— BEGIN Listed records —
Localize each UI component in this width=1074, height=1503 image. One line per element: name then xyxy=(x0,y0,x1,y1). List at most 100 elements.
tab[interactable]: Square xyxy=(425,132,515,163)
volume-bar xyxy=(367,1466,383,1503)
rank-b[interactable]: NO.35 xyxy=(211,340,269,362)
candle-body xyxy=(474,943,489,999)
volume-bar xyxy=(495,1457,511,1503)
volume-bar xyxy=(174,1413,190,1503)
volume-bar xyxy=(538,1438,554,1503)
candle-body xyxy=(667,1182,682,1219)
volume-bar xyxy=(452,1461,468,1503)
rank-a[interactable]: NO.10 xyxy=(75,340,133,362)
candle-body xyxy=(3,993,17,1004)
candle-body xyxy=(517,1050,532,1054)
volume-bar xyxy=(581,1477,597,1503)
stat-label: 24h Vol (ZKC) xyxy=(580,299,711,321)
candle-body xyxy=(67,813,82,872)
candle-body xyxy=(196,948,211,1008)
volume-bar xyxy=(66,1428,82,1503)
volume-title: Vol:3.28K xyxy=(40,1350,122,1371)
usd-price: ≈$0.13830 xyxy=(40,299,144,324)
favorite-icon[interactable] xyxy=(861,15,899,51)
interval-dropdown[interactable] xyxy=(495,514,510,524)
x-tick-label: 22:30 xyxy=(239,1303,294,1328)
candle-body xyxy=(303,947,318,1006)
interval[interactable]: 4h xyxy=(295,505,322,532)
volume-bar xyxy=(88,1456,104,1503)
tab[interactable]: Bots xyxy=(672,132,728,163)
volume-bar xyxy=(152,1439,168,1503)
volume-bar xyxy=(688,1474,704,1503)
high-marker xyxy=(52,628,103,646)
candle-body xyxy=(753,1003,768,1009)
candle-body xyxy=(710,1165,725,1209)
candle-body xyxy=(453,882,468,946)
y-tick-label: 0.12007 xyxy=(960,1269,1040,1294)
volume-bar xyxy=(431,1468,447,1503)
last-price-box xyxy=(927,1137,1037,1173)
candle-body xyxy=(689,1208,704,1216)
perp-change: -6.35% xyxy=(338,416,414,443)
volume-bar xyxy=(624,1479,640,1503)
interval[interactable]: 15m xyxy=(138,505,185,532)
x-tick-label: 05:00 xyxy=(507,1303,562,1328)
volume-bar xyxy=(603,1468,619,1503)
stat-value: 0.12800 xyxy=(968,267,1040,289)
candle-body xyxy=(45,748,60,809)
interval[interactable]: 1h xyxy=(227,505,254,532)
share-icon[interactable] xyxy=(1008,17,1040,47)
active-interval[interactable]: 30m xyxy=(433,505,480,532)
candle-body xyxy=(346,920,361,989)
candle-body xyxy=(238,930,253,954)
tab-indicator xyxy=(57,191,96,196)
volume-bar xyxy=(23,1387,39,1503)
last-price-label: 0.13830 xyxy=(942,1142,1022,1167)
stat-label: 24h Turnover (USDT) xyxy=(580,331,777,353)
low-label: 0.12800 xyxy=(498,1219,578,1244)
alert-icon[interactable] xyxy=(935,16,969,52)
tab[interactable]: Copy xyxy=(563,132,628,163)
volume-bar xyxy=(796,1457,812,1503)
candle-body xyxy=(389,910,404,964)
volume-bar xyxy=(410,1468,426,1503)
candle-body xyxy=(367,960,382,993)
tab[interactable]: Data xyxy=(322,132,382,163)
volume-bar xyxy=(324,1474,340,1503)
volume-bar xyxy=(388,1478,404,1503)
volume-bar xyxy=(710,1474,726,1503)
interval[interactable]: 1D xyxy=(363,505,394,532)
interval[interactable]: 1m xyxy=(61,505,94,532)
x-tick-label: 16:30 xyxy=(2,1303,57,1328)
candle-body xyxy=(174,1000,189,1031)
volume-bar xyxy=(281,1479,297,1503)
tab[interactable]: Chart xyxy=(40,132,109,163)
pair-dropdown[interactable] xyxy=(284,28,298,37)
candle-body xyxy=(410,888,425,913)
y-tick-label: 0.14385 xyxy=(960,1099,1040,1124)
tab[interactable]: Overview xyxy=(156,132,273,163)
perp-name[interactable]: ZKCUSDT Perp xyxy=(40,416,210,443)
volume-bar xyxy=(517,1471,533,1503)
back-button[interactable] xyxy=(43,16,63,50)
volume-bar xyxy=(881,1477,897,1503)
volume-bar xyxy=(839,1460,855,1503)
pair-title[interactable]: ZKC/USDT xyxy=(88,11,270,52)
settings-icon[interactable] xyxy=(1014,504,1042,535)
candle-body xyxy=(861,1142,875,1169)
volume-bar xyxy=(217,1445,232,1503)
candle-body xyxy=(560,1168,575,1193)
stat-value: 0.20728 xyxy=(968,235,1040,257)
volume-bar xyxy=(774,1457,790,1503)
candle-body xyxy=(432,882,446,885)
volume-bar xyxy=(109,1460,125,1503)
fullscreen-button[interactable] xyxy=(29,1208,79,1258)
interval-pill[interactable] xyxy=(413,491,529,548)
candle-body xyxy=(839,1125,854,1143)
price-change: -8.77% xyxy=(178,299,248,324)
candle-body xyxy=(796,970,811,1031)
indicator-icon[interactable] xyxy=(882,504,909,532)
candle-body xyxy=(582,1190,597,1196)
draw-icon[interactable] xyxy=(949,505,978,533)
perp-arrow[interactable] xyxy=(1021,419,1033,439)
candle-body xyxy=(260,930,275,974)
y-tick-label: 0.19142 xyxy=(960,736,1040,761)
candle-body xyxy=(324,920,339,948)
— END Listed records —
» Directions: Locate each row above that contains the string "title", and copy every such row in full.

» Solution:
volume-title: Vol:3.28K xyxy=(40,1350,122,1371)
pair-title[interactable]: ZKC/USDT xyxy=(88,11,270,52)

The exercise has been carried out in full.